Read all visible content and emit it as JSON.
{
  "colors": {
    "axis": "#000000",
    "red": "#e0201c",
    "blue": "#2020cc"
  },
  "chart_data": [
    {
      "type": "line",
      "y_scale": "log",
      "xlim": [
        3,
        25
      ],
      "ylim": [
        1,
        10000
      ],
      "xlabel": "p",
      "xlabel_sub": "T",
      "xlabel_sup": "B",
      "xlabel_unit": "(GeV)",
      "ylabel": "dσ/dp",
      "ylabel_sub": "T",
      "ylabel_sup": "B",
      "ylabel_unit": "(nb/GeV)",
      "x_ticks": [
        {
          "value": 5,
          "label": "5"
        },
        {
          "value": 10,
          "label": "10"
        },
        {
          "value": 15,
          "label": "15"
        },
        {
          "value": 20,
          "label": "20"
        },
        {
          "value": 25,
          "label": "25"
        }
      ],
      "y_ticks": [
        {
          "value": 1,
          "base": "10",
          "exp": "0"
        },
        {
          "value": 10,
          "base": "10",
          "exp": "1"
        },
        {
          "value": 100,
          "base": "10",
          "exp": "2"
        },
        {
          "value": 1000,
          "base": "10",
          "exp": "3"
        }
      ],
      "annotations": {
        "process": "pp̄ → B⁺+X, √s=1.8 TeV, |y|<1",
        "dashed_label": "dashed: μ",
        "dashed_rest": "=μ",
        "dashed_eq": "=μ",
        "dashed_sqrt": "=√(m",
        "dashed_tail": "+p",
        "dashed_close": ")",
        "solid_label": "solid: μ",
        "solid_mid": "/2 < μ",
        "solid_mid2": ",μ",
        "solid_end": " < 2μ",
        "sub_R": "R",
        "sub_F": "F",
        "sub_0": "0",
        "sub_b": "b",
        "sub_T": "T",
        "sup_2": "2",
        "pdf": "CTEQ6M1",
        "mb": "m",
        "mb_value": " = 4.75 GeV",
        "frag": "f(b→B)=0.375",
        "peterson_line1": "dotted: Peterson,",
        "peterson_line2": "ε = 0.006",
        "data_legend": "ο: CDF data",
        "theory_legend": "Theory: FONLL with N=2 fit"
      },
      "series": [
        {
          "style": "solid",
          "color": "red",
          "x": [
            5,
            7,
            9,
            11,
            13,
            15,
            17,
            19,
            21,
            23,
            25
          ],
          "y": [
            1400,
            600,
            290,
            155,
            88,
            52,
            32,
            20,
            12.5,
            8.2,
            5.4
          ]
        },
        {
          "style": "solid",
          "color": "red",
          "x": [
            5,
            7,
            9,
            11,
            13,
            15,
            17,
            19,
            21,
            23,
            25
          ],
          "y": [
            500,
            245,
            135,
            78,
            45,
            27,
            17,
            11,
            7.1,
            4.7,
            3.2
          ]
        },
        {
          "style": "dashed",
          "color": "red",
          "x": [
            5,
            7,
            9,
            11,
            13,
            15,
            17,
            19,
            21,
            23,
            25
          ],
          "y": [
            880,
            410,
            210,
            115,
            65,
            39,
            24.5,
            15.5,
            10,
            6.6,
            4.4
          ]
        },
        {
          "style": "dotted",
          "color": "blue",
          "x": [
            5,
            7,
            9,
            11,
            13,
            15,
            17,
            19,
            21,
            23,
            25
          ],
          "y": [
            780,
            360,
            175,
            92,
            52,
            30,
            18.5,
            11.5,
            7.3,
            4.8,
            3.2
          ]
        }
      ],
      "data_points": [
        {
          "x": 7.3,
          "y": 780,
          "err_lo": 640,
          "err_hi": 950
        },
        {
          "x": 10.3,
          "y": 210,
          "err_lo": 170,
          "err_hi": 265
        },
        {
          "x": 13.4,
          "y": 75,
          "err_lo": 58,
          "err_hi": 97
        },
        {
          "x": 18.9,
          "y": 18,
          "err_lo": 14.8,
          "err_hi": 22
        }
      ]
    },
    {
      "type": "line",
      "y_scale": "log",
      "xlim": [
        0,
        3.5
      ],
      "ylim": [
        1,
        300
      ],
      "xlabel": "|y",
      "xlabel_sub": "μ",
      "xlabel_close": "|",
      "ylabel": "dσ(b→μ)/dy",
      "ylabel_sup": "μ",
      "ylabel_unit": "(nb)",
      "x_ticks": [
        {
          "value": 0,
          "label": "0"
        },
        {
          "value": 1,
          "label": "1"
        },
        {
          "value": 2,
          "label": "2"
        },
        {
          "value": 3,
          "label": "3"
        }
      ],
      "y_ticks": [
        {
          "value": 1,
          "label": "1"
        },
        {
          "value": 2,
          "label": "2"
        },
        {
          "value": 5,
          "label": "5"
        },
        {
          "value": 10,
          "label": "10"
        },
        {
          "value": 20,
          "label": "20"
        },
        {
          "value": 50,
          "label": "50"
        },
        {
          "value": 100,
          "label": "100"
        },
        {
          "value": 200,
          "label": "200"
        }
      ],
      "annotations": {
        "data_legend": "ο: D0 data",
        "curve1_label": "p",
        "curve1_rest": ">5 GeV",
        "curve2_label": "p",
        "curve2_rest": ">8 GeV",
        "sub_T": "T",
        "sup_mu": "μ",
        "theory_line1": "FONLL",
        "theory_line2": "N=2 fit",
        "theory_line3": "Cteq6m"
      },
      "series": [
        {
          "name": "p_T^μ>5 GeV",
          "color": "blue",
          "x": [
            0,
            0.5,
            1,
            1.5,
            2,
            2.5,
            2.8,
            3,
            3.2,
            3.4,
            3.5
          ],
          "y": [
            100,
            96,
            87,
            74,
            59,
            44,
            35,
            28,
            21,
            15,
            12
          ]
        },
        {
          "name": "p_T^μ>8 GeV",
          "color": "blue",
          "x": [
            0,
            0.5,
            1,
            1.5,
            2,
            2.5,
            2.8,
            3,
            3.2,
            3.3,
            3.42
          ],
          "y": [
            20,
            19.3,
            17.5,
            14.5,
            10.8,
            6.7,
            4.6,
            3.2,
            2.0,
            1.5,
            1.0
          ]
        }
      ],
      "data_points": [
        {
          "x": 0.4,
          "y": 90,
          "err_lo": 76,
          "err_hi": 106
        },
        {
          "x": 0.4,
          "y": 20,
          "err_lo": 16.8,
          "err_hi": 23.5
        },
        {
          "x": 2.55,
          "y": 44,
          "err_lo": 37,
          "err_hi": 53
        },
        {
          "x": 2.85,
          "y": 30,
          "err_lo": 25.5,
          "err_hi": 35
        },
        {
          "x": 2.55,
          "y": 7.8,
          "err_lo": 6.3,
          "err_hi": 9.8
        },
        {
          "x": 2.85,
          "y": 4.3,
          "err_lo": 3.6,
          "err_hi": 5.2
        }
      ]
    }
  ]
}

--

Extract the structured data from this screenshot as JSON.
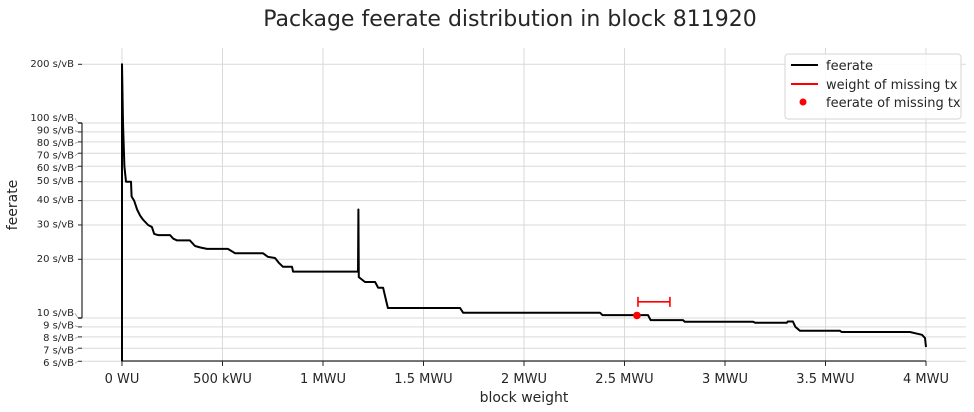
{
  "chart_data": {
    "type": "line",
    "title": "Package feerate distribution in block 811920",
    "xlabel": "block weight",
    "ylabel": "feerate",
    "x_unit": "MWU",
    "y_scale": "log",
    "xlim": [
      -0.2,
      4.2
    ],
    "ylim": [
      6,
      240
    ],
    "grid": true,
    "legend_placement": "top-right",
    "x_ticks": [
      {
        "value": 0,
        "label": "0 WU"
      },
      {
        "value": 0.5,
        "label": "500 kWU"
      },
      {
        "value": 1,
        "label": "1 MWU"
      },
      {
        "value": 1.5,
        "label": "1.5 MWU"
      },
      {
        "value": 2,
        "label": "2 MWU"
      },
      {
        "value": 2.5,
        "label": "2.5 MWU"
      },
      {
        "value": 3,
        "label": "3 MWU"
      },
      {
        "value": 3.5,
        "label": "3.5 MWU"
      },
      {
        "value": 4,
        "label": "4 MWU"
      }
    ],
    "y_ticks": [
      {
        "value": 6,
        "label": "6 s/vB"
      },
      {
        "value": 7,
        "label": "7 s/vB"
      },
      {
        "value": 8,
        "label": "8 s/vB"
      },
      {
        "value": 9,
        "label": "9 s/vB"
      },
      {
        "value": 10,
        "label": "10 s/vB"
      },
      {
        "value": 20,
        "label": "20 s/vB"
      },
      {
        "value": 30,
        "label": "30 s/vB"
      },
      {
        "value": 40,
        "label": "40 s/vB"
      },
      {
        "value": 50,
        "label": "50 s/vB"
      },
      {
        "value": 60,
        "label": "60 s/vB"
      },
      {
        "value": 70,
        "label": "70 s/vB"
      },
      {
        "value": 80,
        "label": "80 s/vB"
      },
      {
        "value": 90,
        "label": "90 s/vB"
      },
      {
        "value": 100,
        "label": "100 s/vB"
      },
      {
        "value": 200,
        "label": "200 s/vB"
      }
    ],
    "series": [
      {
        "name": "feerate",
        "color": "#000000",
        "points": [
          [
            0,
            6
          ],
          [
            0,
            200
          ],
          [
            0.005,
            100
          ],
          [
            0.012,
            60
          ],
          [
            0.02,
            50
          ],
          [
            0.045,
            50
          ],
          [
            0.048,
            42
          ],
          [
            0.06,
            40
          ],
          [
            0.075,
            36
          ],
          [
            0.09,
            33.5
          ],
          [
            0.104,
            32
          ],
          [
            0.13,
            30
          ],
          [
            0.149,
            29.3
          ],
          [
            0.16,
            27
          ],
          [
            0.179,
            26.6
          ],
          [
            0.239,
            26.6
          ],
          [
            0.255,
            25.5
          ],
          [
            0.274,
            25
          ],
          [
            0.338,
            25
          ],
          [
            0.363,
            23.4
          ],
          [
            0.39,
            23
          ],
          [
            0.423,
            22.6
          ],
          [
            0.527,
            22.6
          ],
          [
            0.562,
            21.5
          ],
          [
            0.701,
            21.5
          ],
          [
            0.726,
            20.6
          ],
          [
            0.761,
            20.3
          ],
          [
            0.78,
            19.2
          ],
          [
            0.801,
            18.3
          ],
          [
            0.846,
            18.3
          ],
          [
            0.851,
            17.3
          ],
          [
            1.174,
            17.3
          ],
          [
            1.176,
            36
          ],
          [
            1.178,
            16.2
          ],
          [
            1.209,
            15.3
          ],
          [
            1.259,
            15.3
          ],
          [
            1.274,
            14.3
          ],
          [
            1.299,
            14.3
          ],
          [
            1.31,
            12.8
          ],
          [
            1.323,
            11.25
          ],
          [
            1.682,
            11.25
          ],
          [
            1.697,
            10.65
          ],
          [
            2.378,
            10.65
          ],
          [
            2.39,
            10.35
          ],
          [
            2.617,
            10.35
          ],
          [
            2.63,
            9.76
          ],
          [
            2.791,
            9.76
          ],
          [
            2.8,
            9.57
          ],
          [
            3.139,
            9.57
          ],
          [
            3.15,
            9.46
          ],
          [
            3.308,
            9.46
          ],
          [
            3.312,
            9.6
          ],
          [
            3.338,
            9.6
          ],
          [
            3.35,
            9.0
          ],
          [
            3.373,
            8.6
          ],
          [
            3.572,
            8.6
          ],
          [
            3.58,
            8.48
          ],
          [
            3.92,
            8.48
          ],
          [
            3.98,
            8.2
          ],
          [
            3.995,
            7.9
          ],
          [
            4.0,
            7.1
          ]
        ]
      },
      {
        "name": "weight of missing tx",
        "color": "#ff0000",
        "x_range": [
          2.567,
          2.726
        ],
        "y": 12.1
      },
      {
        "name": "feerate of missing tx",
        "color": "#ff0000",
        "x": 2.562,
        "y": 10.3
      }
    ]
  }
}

* [Exercise details] Find the lines above that include the string "missing" and copy them.

* [Finished exercise]
        "name": "weight of missing tx",
        "name": "feerate of missing tx",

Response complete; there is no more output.